(What is expected): Where the data below has the string "plain", return the whole line.

(Stored data):
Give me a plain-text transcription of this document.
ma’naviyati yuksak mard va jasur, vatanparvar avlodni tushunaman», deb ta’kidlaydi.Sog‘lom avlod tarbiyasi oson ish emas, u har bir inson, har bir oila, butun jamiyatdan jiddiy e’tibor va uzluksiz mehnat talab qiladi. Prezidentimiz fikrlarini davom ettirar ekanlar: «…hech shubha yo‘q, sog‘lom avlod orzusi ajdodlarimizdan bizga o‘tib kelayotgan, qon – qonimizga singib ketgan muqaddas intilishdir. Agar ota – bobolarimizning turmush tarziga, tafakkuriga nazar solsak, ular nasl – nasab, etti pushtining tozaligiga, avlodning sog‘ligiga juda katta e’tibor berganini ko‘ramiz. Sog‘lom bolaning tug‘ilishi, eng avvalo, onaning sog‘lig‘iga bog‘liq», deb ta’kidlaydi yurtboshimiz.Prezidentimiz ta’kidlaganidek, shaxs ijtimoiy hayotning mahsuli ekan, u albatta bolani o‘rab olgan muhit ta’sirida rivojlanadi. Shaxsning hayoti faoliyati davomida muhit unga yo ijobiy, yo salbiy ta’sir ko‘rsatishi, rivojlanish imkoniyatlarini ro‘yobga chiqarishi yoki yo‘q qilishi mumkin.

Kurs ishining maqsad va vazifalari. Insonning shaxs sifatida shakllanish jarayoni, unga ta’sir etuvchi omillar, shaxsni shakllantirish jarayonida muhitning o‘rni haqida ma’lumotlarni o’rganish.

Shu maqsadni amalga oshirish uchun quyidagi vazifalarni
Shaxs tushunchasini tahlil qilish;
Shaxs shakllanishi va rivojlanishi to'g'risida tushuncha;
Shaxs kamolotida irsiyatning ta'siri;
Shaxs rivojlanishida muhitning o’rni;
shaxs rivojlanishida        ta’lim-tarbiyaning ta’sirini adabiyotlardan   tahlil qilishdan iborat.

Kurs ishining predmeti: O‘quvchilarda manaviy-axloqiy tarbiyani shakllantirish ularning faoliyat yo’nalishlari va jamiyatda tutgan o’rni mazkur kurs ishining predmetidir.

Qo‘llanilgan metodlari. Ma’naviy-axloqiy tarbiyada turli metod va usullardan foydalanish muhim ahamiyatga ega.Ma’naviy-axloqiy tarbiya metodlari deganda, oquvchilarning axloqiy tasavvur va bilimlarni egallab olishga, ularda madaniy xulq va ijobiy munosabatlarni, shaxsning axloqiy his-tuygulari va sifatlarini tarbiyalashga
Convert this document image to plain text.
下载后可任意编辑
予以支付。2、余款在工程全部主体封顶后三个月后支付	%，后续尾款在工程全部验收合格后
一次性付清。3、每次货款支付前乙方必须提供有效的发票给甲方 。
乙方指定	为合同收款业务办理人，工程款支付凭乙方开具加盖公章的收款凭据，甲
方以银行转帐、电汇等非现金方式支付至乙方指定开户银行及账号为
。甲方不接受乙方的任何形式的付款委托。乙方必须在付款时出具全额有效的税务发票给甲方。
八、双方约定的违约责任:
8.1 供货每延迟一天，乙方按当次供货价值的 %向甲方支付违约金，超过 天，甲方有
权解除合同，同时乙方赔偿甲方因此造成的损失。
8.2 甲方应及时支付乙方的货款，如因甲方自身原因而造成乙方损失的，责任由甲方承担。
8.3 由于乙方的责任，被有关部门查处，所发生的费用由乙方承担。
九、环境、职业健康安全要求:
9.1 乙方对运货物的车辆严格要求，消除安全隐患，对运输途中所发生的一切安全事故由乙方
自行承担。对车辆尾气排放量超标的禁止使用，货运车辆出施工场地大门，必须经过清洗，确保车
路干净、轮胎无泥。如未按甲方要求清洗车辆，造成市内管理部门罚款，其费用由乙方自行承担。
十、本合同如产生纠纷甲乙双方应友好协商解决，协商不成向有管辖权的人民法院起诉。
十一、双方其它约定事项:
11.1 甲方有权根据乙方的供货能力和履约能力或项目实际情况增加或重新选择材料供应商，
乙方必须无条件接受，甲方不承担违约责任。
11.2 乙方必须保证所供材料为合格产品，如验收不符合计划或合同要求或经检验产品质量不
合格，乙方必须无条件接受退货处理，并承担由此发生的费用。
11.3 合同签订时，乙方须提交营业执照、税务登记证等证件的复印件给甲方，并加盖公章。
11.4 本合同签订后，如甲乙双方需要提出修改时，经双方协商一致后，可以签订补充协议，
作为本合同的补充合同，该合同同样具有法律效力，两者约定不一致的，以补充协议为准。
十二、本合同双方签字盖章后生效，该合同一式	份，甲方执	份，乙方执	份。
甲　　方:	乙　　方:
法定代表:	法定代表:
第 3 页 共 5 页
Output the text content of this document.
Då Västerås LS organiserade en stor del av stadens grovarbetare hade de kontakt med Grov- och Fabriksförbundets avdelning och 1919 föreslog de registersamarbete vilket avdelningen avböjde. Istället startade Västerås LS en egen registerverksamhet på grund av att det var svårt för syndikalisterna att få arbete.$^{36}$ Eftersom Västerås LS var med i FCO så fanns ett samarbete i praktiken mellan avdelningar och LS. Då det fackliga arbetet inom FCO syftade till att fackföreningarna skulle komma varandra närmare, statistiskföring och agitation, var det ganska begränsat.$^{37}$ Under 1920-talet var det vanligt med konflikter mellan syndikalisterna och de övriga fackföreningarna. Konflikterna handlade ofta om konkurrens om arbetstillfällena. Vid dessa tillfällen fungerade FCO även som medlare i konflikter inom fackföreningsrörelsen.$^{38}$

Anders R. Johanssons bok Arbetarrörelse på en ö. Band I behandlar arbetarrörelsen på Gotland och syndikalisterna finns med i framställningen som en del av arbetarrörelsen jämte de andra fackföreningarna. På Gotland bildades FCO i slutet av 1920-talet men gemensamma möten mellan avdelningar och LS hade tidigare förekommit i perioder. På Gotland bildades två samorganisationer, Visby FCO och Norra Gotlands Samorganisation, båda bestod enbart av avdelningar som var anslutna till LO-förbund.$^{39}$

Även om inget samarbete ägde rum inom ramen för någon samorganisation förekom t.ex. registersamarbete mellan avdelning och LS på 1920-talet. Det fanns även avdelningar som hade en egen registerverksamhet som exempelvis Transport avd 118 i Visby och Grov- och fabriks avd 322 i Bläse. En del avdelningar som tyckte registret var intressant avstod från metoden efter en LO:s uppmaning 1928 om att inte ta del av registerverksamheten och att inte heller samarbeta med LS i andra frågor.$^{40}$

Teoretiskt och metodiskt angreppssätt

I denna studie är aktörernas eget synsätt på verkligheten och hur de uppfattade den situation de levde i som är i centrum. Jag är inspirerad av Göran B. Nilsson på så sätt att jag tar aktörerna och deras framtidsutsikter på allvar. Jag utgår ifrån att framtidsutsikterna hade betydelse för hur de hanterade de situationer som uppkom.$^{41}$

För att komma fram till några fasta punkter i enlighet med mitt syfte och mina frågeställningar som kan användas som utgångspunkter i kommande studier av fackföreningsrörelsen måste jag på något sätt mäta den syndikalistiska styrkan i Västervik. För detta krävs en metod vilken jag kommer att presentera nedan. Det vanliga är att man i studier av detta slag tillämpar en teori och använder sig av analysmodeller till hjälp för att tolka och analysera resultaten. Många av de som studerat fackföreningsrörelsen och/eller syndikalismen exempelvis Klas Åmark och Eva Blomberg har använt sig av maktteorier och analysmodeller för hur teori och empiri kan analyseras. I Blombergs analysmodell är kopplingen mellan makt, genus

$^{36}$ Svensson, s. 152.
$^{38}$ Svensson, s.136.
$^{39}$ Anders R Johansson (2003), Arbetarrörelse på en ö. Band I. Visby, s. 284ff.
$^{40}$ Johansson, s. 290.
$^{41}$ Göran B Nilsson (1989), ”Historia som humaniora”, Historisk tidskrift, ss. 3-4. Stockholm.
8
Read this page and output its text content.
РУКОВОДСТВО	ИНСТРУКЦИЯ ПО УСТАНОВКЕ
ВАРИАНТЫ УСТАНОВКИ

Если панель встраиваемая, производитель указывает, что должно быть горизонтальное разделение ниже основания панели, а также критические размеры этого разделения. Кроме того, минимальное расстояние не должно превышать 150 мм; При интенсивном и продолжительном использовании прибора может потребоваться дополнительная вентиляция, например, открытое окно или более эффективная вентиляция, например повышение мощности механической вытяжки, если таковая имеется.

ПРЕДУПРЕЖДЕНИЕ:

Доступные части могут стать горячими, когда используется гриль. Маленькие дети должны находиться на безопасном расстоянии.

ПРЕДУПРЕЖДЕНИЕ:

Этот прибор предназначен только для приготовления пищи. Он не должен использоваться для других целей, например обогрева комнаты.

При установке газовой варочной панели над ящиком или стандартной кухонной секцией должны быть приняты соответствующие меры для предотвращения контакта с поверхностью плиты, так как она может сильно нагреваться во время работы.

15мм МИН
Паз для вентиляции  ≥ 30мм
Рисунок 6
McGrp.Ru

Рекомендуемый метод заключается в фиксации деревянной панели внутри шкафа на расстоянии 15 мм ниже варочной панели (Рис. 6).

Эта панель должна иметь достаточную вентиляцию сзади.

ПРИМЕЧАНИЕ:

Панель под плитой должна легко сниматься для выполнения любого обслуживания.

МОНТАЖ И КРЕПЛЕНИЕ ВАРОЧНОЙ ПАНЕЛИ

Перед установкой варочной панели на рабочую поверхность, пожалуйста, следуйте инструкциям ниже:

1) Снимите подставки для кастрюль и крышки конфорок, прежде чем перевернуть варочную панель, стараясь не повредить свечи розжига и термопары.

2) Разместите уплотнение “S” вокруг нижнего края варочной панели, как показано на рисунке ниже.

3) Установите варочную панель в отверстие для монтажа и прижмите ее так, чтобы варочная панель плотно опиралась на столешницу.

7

(Complete output):
Give me a plain-text transcription of this document.
Convert this document image to plain text.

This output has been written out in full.